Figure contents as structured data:
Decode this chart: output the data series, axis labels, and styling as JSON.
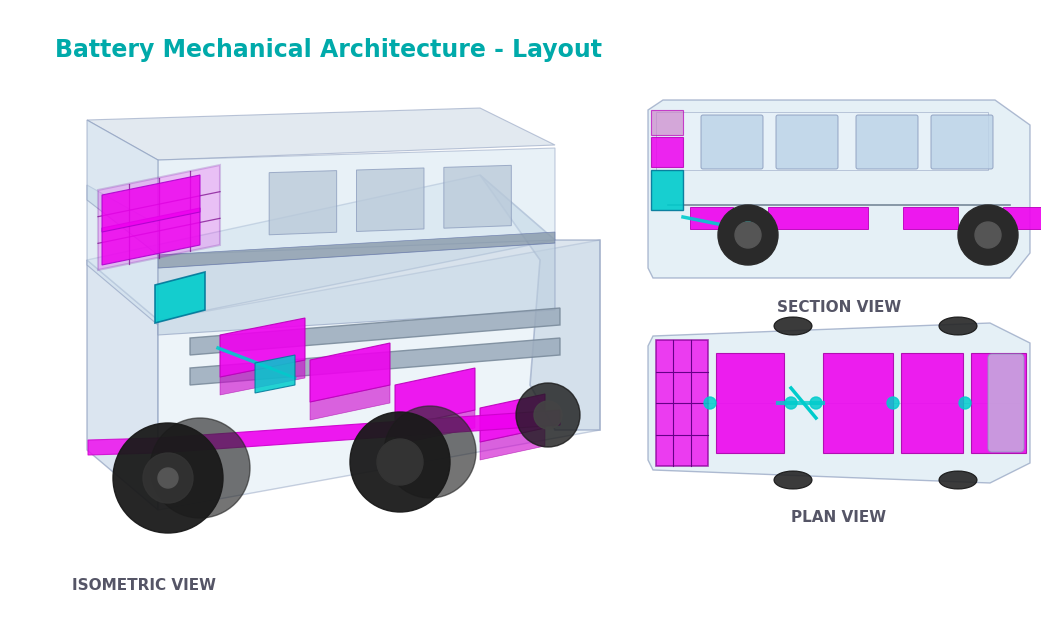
{
  "title": "Battery Mechanical Architecture - Layout",
  "title_color": "#00AAAA",
  "title_fontsize": 17,
  "title_weight": "bold",
  "background_color": "#ffffff",
  "label_isometric": "ISOMETRIC VIEW",
  "label_section": "SECTION VIEW",
  "label_plan": "PLAN VIEW",
  "label_color": "#555566",
  "label_fontsize": 11,
  "magenta": "#EE00EE",
  "cyan": "#00CCCC",
  "bus_body_color": "#D8E8F2",
  "bus_outline_color": "#8899BB",
  "wheel_color": "#2A2A2A",
  "window_color": "#BDD4E8",
  "gray_panel": "#B8C8D8"
}
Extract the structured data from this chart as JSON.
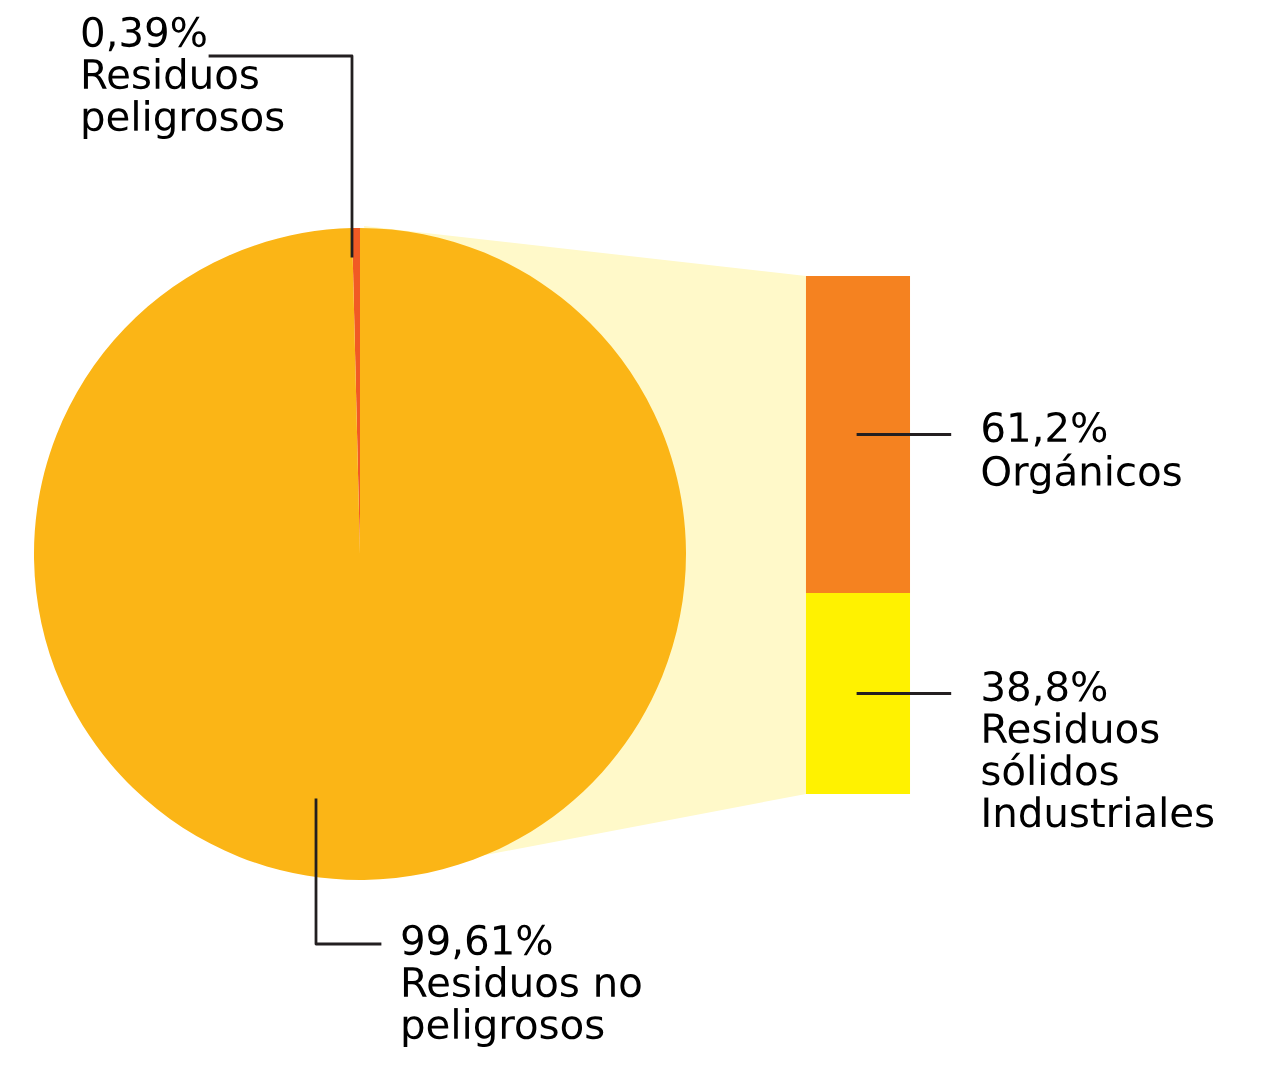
{
  "chart_data": [
    {
      "type": "pie",
      "categories": [
        "Residuos\npeligrosos",
        "Residuos no\npeligrosos"
      ],
      "values": [
        0.39,
        99.61
      ],
      "value_labels": [
        "0,39%",
        "99,61%"
      ],
      "colors": [
        "#f15a24",
        "#fbb516"
      ]
    },
    {
      "type": "bar",
      "stacked": true,
      "categories": [
        null
      ],
      "series": [
        {
          "name": "Residuos\nsólidos\nIndustriales",
          "color": "#fff200",
          "values": [
            38.8
          ],
          "value_labels": [
            "38,8%"
          ]
        },
        {
          "name": "Orgánicos",
          "color": "#f58220",
          "values": [
            61.2
          ],
          "value_labels": [
            "61,2%"
          ]
        }
      ]
    }
  ]
}
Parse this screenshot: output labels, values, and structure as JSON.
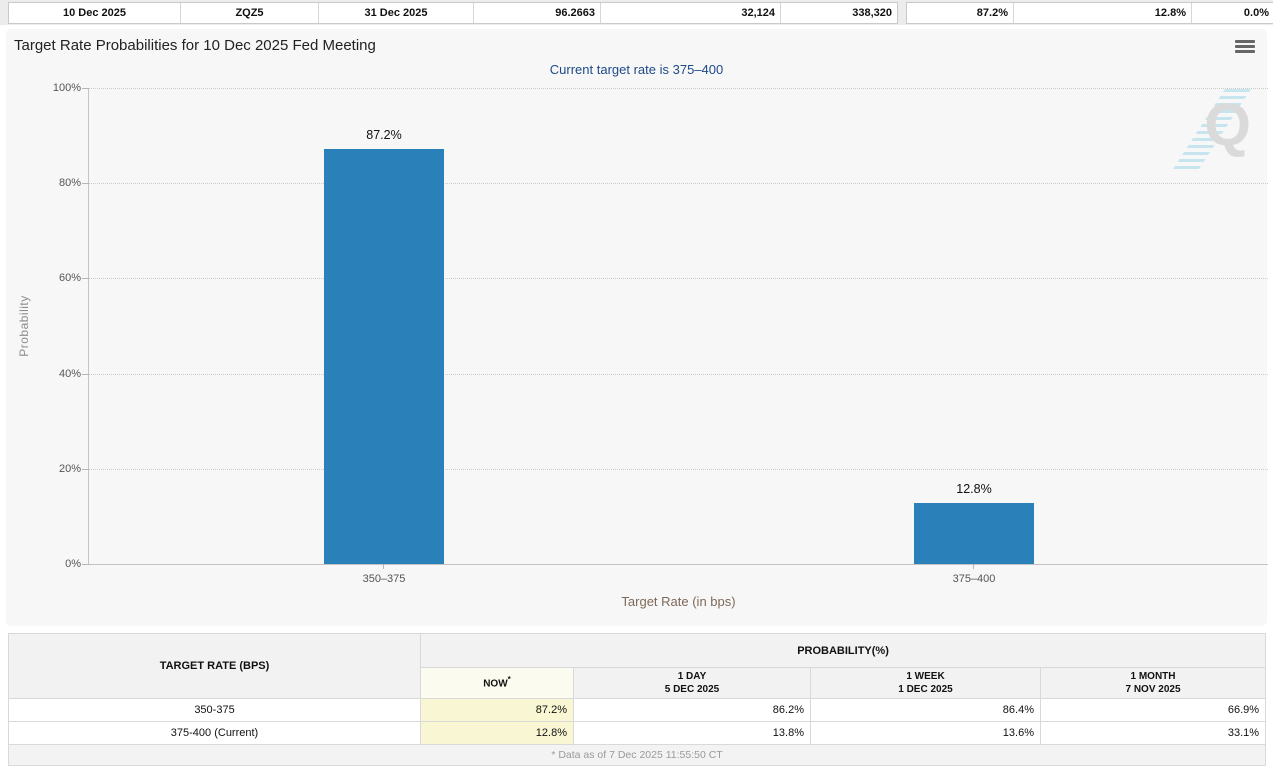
{
  "colors": {
    "bar_blue": "#2a80b9",
    "subtitle_navy": "#1d4a87",
    "now_highlight_yellow": "#f9f7d3",
    "panel_background": "#f7f7f7"
  },
  "top_strip": {
    "left_cells": [
      "10 Dec 2025",
      "ZQZ5",
      "31 Dec 2025",
      "96.2663",
      "32,124",
      "338,320"
    ],
    "right_cells": [
      "87.2%",
      "12.8%",
      "0.0%"
    ]
  },
  "chart_panel": {
    "title": "Target Rate Probabilities for 10 Dec 2025 Fed Meeting",
    "subtitle": "Current target rate is 375–400",
    "menu_icon": "hamburger-menu",
    "watermark_letter": "Q"
  },
  "chart_data": {
    "type": "bar",
    "title": "Target Rate Probabilities for 10 Dec 2025 Fed Meeting",
    "subtitle": "Current target rate is 375–400",
    "categories": [
      "350–375",
      "375–400"
    ],
    "values": [
      87.2,
      12.8
    ],
    "value_labels": [
      "87.2%",
      "12.8%"
    ],
    "xlabel": "Target Rate (in bps)",
    "ylabel": "Probability",
    "ylim": [
      0,
      100
    ],
    "ytick_labels": [
      "100%",
      "80%",
      "60%",
      "40%",
      "20%",
      "0%"
    ],
    "grid": "horizontal-dotted",
    "legend": "none",
    "bar_color": "#2a80b9"
  },
  "table": {
    "target_rate_header": "TARGET RATE (BPS)",
    "probability_header": "PROBABILITY(%)",
    "now_label": "NOW",
    "now_sup": "*",
    "col_headers": [
      {
        "period": "1 DAY",
        "date": "5 DEC 2025"
      },
      {
        "period": "1 WEEK",
        "date": "1 DEC 2025"
      },
      {
        "period": "1 MONTH",
        "date": "7 NOV 2025"
      }
    ],
    "rows": [
      {
        "rate": "350-375",
        "now": "87.2%",
        "one_day": "86.2%",
        "one_week": "86.4%",
        "one_month": "66.9%"
      },
      {
        "rate": "375-400 (Current)",
        "now": "12.8%",
        "one_day": "13.8%",
        "one_week": "13.6%",
        "one_month": "33.1%"
      }
    ],
    "footnote": "* Data as of 7 Dec 2025 11:55:50 CT"
  }
}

Problem
Only lines that contain the word "values" are wanted; copy each of them.

Task output
      "values": [
          "values": [
          "values": [
Parse this screenshot: output labels, values, and structure as JSON.
    "values": [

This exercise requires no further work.